Data entries:
------------------------

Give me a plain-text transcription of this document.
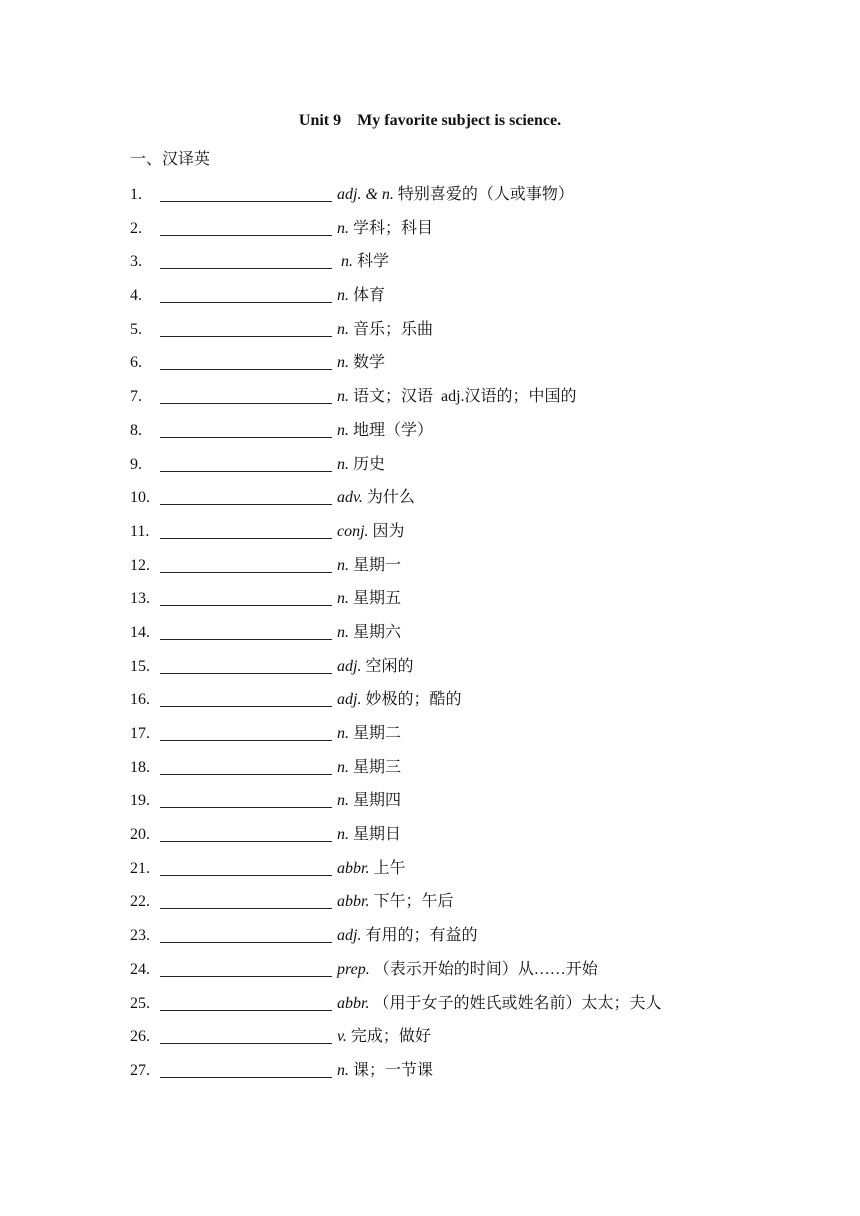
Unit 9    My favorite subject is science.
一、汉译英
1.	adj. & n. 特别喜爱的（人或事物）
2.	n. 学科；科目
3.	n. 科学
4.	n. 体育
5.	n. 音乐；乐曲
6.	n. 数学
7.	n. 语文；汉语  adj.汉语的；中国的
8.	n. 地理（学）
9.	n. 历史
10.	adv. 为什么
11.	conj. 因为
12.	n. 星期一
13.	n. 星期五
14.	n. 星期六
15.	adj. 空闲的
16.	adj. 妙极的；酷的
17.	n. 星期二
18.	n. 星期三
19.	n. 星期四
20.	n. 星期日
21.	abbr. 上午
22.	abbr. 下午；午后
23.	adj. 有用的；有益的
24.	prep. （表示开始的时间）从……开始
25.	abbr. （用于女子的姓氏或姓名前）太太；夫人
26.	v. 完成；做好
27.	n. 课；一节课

------------------------

Exercise directions: Search the listing for the string "abbr". Copy each line where it turns up.

Exercise result:
21.	abbr. 上午
22.	abbr. 下午；午后
25.	abbr. （用于女子的姓氏或姓名前）太太；夫人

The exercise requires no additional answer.